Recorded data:
◆ ◆ ◆

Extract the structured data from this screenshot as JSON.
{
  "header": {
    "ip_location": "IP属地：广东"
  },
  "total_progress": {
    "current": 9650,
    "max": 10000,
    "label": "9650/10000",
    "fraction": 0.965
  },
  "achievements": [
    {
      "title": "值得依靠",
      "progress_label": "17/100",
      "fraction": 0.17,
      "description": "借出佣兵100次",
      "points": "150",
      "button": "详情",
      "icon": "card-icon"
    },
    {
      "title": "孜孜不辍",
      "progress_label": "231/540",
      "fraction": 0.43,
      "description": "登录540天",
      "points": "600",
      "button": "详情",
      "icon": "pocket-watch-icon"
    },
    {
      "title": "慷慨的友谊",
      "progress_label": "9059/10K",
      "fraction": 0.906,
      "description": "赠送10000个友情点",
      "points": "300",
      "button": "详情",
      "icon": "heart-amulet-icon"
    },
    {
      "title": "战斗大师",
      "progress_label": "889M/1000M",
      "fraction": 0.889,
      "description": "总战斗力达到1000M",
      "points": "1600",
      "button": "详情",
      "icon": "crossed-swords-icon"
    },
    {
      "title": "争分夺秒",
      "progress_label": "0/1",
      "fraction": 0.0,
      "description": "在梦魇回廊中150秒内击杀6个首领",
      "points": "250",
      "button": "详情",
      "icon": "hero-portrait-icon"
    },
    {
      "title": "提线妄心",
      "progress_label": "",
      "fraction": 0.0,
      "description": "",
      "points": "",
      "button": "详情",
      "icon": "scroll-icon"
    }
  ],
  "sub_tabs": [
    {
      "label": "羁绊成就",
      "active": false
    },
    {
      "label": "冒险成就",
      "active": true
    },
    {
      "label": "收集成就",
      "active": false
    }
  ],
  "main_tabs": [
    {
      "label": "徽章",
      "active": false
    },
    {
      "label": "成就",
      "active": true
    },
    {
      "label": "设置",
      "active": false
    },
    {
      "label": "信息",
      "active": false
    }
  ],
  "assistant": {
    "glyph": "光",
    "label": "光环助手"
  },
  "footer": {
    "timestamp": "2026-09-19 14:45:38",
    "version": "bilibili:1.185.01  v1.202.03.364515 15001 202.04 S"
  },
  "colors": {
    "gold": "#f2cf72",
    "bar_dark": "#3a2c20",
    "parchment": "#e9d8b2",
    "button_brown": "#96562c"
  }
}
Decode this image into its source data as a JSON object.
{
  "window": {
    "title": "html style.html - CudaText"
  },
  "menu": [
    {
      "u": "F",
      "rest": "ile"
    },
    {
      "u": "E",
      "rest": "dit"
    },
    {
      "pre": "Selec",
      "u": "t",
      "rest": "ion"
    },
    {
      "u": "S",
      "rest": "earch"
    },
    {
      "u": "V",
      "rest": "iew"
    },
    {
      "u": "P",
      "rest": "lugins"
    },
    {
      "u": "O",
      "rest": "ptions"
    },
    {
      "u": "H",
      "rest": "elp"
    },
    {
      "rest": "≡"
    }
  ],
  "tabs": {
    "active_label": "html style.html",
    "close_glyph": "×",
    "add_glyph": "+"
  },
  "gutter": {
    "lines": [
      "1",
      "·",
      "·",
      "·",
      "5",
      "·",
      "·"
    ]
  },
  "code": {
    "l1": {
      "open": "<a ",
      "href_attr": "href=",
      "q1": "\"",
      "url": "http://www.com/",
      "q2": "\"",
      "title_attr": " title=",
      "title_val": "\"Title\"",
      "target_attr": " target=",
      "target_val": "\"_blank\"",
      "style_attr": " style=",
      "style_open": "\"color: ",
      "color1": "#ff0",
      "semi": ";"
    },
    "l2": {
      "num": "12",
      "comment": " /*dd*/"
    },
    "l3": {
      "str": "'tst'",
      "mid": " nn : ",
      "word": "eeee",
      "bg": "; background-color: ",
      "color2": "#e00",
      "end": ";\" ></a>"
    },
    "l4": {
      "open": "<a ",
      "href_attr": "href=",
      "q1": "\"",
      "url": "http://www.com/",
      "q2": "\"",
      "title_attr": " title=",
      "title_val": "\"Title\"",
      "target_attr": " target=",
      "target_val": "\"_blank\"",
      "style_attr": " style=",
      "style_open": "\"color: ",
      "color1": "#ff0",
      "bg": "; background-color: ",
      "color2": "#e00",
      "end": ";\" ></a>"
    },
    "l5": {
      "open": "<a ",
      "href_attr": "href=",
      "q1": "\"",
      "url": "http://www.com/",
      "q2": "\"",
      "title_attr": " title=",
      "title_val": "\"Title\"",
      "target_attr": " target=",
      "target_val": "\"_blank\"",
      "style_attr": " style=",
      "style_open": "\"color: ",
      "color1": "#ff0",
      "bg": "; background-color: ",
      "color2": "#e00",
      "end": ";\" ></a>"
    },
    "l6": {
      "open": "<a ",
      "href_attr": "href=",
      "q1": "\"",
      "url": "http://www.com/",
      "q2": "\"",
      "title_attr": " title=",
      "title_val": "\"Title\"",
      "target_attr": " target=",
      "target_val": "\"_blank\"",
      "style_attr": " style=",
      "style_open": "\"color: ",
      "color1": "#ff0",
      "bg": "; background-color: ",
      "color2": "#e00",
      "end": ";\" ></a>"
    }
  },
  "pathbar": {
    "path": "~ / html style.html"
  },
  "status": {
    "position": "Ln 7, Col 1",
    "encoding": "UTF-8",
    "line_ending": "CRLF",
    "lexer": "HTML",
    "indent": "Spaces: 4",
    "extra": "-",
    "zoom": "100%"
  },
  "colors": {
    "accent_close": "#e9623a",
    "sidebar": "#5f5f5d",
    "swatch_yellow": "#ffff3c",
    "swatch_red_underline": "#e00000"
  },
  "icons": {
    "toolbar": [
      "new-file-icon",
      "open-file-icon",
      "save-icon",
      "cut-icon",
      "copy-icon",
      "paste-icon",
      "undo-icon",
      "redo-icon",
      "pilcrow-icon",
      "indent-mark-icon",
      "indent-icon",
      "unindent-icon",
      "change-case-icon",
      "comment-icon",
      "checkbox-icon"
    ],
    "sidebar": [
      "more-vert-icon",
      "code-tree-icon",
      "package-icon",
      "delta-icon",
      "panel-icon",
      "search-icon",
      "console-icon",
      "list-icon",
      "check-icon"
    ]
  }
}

◆ ◆ ◆

Your answer should be one number: how many lines of the listing include the word "fraction".

7